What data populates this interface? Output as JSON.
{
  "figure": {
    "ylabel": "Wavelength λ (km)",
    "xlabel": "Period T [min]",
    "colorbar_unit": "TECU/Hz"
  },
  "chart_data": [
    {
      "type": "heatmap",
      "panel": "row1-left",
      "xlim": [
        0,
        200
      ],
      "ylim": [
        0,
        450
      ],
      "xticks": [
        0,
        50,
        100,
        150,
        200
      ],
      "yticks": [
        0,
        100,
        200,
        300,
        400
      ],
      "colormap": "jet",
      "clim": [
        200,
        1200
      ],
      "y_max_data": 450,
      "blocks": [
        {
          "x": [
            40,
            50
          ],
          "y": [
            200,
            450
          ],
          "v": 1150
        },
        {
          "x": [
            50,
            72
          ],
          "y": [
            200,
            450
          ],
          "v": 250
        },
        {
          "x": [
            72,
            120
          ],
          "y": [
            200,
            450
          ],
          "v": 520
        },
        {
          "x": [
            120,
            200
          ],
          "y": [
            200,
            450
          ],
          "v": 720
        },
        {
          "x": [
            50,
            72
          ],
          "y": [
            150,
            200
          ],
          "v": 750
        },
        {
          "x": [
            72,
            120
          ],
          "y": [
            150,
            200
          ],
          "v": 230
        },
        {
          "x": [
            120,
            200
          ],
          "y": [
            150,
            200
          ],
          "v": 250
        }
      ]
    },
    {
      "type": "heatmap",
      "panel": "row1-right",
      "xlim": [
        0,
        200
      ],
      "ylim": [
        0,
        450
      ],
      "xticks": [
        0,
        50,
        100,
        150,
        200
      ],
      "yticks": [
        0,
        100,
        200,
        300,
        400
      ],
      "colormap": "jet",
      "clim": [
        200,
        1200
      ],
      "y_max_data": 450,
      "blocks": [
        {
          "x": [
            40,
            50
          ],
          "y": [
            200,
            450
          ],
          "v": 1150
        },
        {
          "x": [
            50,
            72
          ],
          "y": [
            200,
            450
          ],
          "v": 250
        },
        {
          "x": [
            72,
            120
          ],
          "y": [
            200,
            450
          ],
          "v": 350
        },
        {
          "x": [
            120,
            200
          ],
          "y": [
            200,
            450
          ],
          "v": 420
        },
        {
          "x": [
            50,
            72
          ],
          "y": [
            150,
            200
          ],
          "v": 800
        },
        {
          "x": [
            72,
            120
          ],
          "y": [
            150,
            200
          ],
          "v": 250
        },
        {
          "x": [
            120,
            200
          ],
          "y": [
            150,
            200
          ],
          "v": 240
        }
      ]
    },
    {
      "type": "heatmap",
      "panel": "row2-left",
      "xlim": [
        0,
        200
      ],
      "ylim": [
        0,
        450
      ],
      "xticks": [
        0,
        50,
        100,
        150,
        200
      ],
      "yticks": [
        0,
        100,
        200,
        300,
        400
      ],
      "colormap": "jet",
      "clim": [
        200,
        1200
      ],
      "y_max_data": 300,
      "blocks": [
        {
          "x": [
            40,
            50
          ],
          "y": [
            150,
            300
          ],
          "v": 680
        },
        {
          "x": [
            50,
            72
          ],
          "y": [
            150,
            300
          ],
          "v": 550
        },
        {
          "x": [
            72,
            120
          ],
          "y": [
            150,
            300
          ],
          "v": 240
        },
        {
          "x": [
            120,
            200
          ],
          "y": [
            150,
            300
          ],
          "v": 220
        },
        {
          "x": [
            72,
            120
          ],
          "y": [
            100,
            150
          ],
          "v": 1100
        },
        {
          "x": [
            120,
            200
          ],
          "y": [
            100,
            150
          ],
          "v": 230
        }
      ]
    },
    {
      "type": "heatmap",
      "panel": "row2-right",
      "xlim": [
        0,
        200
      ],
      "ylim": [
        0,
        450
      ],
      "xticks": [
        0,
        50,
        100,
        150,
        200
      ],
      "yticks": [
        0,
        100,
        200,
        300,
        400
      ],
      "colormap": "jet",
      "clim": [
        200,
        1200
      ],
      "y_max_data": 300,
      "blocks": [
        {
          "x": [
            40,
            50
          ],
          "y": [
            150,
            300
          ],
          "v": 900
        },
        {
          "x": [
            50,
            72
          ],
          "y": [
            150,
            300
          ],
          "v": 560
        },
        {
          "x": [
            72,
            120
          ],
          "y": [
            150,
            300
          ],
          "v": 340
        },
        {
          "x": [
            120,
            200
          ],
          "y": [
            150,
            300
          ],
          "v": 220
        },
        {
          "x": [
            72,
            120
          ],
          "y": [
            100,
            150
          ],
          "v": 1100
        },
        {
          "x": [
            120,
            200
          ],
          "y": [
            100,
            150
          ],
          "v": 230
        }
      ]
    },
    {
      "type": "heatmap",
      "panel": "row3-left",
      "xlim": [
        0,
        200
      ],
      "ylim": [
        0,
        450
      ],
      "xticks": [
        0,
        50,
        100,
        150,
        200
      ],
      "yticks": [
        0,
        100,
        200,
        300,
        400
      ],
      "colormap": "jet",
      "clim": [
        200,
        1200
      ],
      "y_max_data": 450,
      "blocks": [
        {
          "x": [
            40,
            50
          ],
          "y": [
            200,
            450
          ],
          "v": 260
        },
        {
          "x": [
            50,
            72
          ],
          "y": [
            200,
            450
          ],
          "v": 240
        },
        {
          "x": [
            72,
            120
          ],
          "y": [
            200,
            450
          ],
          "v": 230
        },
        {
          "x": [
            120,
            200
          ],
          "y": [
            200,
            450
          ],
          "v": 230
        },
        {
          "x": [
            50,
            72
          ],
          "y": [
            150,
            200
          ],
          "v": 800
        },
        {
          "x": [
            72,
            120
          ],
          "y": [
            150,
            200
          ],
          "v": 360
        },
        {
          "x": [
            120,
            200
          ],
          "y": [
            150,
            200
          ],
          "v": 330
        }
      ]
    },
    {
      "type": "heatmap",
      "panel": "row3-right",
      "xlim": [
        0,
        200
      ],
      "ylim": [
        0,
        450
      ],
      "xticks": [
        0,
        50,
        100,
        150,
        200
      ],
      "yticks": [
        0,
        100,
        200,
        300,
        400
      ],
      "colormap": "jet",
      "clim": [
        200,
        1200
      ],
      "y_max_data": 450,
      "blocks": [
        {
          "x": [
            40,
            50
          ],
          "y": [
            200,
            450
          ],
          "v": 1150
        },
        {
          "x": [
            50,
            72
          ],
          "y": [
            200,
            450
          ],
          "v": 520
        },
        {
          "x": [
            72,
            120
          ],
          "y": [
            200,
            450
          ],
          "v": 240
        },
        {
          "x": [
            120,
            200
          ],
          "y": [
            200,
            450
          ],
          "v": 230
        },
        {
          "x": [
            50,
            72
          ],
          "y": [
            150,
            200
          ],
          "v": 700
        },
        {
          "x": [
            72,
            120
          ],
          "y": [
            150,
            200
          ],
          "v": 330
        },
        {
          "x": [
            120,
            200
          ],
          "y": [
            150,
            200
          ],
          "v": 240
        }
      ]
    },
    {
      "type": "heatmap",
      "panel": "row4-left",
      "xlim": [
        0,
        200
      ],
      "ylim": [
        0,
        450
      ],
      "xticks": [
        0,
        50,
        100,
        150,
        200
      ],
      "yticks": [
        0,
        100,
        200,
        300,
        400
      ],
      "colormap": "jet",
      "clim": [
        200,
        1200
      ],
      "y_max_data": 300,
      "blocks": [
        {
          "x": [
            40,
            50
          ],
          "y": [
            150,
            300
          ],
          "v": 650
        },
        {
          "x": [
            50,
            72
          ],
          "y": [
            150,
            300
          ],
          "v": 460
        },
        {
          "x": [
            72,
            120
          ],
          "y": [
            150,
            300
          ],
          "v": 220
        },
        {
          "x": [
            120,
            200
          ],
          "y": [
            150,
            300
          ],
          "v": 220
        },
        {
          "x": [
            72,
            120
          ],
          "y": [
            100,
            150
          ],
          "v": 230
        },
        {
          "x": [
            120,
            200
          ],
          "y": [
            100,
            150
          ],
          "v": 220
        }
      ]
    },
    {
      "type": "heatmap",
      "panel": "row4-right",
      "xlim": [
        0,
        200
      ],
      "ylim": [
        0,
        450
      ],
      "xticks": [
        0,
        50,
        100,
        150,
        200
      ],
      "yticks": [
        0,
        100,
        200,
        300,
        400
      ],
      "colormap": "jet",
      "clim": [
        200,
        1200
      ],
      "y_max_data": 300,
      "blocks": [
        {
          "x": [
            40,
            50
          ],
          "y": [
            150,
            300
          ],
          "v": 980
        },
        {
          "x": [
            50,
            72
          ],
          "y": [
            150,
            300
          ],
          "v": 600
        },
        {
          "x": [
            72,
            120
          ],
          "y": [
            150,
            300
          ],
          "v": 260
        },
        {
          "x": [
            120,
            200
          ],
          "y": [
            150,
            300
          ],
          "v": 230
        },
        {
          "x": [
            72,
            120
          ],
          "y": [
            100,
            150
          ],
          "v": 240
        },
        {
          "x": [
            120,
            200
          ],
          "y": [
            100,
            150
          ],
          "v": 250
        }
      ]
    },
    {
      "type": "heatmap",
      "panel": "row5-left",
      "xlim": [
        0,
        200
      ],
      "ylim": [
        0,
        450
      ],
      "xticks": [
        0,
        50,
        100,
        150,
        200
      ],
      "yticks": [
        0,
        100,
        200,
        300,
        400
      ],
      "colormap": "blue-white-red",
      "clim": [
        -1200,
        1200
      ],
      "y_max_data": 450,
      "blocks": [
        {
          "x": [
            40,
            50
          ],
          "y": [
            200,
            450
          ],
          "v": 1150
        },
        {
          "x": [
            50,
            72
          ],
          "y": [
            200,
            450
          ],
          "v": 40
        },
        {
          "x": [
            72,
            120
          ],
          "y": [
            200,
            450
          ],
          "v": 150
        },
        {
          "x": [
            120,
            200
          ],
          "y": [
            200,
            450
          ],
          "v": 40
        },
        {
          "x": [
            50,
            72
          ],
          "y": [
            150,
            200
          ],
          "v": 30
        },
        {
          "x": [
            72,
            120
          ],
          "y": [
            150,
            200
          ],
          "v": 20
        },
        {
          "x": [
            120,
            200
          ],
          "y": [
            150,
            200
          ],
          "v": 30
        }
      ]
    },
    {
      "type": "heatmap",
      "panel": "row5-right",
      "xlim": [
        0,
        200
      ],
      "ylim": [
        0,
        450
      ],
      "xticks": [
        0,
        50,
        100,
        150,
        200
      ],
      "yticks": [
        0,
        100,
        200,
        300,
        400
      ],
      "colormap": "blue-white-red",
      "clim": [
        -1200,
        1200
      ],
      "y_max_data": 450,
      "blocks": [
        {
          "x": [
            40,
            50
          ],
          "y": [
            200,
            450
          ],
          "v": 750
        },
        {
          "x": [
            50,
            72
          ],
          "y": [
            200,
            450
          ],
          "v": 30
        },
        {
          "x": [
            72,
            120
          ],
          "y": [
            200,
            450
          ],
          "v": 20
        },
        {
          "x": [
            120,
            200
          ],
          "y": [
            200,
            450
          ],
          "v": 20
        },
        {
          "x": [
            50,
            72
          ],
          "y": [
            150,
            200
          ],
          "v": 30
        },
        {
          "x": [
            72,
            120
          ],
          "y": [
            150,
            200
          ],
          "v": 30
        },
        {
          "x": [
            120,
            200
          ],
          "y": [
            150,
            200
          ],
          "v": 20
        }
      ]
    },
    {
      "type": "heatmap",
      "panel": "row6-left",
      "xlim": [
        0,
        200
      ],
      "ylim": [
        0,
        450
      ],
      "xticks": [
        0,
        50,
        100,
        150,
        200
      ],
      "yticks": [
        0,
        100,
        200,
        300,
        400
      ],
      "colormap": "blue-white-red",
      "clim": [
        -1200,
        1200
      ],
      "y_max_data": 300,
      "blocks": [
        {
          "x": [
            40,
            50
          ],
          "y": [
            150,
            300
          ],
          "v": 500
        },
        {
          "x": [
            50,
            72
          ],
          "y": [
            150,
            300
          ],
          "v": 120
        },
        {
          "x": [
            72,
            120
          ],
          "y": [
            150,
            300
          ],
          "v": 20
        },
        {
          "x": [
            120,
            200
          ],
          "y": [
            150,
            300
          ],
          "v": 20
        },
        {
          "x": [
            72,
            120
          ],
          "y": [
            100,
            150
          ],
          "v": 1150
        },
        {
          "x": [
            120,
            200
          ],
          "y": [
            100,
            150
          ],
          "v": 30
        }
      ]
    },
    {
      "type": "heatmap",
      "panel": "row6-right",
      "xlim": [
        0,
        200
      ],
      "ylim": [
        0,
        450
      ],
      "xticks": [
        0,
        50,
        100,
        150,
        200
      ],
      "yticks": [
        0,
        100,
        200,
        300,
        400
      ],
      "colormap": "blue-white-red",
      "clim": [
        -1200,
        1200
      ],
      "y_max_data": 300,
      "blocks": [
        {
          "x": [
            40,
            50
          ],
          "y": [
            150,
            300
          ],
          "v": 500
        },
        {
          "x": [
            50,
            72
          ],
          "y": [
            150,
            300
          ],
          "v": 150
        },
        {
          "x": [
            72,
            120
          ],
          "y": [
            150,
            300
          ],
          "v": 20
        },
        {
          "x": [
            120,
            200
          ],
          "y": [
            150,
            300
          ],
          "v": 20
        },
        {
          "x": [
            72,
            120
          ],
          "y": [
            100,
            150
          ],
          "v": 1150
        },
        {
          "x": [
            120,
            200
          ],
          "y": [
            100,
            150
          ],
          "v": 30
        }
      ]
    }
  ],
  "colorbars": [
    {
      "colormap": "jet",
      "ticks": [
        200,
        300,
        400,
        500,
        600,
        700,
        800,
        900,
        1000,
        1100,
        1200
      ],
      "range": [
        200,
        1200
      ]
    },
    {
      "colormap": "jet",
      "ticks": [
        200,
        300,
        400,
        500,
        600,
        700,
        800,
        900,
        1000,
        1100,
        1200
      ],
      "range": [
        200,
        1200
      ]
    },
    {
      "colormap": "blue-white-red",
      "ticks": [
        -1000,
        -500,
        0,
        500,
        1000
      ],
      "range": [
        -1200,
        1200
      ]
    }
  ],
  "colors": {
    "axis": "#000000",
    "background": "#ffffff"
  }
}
——
Exercise:
In the records above, locate every line with the string "left" and copy it.

Completed exercise:
      "panel": "row1-left",
      "panel": "row2-left",
      "panel": "row3-left",
      "panel": "row4-left",
      "panel": "row5-left",
      "panel": "row6-left",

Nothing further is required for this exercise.